------ SUPPLIED DATA
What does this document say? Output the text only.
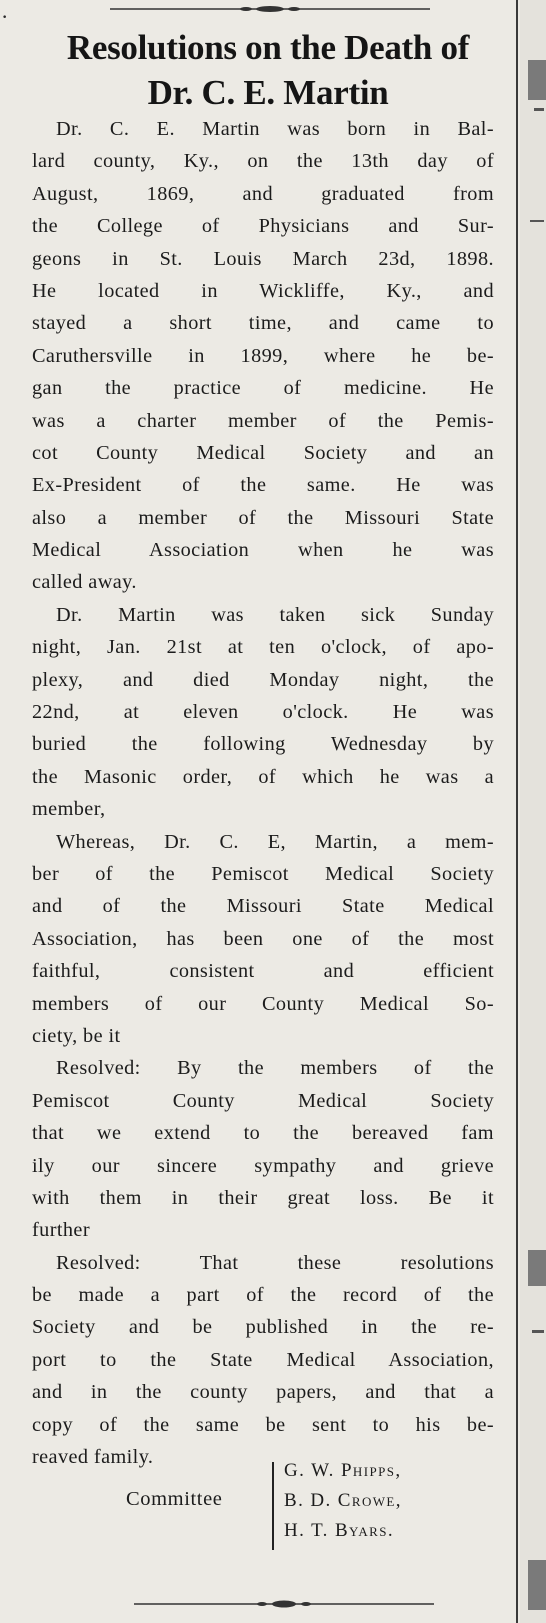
·
Resolutions on the Death of
Dr. C. E. Martin
Dr. C. E. Martin was born in Bal-
lard county, Ky., on the 13th day of
August, 1869, and graduated from
the College of Physicians and Sur-
geons in St. Louis March 23d, 1898.
He located in Wickliffe, Ky., and
stayed a short time, and came to
Caruthersville in 1899, where he be-
gan the practice of medicine. He
was a charter member of the Pemis-
cot County Medical Society and an
Ex-President of the same. He was
also a member of the Missouri State
Medical Association when he was
called away.
Dr. Martin was taken sick Sunday
night, Jan. 21st at ten o'clock, of apo-
plexy, and died Monday night, the
22nd, at eleven o'clock. He was
buried the following Wednesday by
the Masonic order, of which he was a
member,
Whereas, Dr. C. E, Martin, a mem-
ber of the Pemiscot Medical Society
and of the Missouri State Medical
Association, has been one of the most
faithful, consistent and efficient
members of our County Medical So-
ciety, be it
Resolved: By the members of the
Pemiscot County Medical Society
that we extend to the bereaved fam
ily our sincere sympathy and grieve
with them in their great loss. Be it
further
Resolved: That these resolutions
be made a part of the record of the
Society and be published in the re-
port to the State Medical Association,
and in the county papers, and that a
copy of the same be sent to his be-
reaved family.
Committee
G. W. Phipps,
B. D. Crowe,
H. T. Byars.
------------
Restate the entire listing word for word, excluding pictures.

What does this document say? Output the text only.
·
Resolutions on the Death of
Dr. C. E. Martin
Dr. C. E. Martin was born in Bal-
lard county, Ky., on the 13th day of
August, 1869, and graduated from
the College of Physicians and Sur-
geons in St. Louis March 23d, 1898.
He located in Wickliffe, Ky., and
stayed a short time, and came to
Caruthersville in 1899, where he be-
gan the practice of medicine. He
was a charter member of the Pemis-
cot County Medical Society and an
Ex-President of the same. He was
also a member of the Missouri State
Medical Association when he was
called away.
Dr. Martin was taken sick Sunday
night, Jan. 21st at ten o'clock, of apo-
plexy, and died Monday night, the
22nd, at eleven o'clock. He was
buried the following Wednesday by
the Masonic order, of which he was a
member,
Whereas, Dr. C. E, Martin, a mem-
ber of the Pemiscot Medical Society
and of the Missouri State Medical
Association, has been one of the most
faithful, consistent and efficient
members of our County Medical So-
ciety, be it
Resolved: By the members of the
Pemiscot County Medical Society
that we extend to the bereaved fam
ily our sincere sympathy and grieve
with them in their great loss. Be it
further
Resolved: That these resolutions
be made a part of the record of the
Society and be published in the re-
port to the State Medical Association,
and in the county papers, and that a
copy of the same be sent to his be-
reaved family.
Committee
G. W. Phipps,
B. D. Crowe,
H. T. Byars.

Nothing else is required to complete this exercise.